-- begin Material to process --

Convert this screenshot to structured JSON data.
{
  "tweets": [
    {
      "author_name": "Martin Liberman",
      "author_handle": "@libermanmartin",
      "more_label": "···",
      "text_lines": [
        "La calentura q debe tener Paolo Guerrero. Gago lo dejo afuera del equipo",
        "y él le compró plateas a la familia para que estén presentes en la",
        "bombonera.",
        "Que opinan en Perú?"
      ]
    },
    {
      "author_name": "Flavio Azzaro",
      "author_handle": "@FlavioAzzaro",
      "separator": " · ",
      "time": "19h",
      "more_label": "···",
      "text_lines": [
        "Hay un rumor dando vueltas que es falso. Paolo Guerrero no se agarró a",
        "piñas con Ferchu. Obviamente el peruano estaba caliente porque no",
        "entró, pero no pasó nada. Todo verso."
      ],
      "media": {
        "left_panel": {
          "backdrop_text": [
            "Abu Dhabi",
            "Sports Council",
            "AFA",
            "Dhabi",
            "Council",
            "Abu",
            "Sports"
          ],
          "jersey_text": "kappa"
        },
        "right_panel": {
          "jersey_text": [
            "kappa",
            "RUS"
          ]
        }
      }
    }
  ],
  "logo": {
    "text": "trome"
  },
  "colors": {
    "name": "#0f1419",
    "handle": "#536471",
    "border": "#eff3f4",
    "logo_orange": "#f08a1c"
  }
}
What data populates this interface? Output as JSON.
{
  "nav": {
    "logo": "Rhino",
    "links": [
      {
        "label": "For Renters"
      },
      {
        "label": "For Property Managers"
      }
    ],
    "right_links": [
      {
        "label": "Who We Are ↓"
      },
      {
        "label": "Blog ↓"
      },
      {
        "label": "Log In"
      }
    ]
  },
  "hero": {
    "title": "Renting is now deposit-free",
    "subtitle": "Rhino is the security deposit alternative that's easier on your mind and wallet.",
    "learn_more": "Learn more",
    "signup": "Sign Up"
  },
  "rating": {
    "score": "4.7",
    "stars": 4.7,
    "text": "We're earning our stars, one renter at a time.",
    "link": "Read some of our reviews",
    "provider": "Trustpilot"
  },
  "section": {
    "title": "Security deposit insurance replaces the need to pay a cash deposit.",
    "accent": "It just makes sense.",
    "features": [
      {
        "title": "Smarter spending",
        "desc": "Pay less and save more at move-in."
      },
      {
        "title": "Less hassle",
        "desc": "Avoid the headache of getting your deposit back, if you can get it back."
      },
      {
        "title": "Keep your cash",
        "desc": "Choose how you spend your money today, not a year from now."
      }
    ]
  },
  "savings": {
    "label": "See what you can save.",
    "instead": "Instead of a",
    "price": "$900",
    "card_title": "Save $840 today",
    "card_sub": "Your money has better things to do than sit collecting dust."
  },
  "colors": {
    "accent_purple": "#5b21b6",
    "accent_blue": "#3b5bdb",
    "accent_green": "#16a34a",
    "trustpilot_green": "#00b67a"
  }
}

-- end Material to process --

| Aim |
Extract the listing in its entirety and repeat it exactly.

| Answer to the task |
Convert this screenshot to structured JSON data.
{
  "tweets": [
    {
      "author_name": "Martin Liberman",
      "author_handle": "@libermanmartin",
      "more_label": "···",
      "text_lines": [
        "La calentura q debe tener Paolo Guerrero. Gago lo dejo afuera del equipo",
        "y él le compró plateas a la familia para que estén presentes en la",
        "bombonera.",
        "Que opinan en Perú?"
      ]
    },
    {
      "author_name": "Flavio Azzaro",
      "author_handle": "@FlavioAzzaro",
      "separator": " · ",
      "time": "19h",
      "more_label": "···",
      "text_lines": [
        "Hay un rumor dando vueltas que es falso. Paolo Guerrero no se agarró a",
        "piñas con Ferchu. Obviamente el peruano estaba caliente porque no",
        "entró, pero no pasó nada. Todo verso."
      ],
      "media": {
        "left_panel": {
          "backdrop_text": [
            "Abu Dhabi",
            "Sports Council",
            "AFA",
            "Dhabi",
            "Council",
            "Abu",
            "Sports"
          ],
          "jersey_text": "kappa"
        },
        "right_panel": {
          "jersey_text": [
            "kappa",
            "RUS"
          ]
        }
      }
    }
  ],
  "logo": {
    "text": "trome"
  },
  "colors": {
    "name": "#0f1419",
    "handle": "#536471",
    "border": "#eff3f4",
    "logo_orange": "#f08a1c"
  }
}
What data populates this interface? Output as JSON.
{
  "nav": {
    "logo": "Rhino",
    "links": [
      {
        "label": "For Renters"
      },
      {
        "label": "For Property Managers"
      }
    ],
    "right_links": [
      {
        "label": "Who We Are ↓"
      },
      {
        "label": "Blog ↓"
      },
      {
        "label": "Log In"
      }
    ]
  },
  "hero": {
    "title": "Renting is now deposit-free",
    "subtitle": "Rhino is the security deposit alternative that's easier on your mind and wallet.",
    "learn_more": "Learn more",
    "signup": "Sign Up"
  },
  "rating": {
    "score": "4.7",
    "stars": 4.7,
    "text": "We're earning our stars, one renter at a time.",
    "link": "Read some of our reviews",
    "provider": "Trustpilot"
  },
  "section": {
    "title": "Security deposit insurance replaces the need to pay a cash deposit.",
    "accent": "It just makes sense.",
    "features": [
      {
        "title": "Smarter spending",
        "desc": "Pay less and save more at move-in."
      },
      {
        "title": "Less hassle",
        "desc": "Avoid the headache of getting your deposit back, if you can get it back."
      },
      {
        "title": "Keep your cash",
        "desc": "Choose how you spend your money today, not a year from now."
      }
    ]
  },
  "savings": {
    "label": "See what you can save.",
    "instead": "Instead of a",
    "price": "$900",
    "card_title": "Save $840 today",
    "card_sub": "Your money has better things to do than sit collecting dust."
  },
  "colors": {
    "accent_purple": "#5b21b6",
    "accent_blue": "#3b5bdb",
    "accent_green": "#16a34a",
    "trustpilot_green": "#00b67a"
  }
}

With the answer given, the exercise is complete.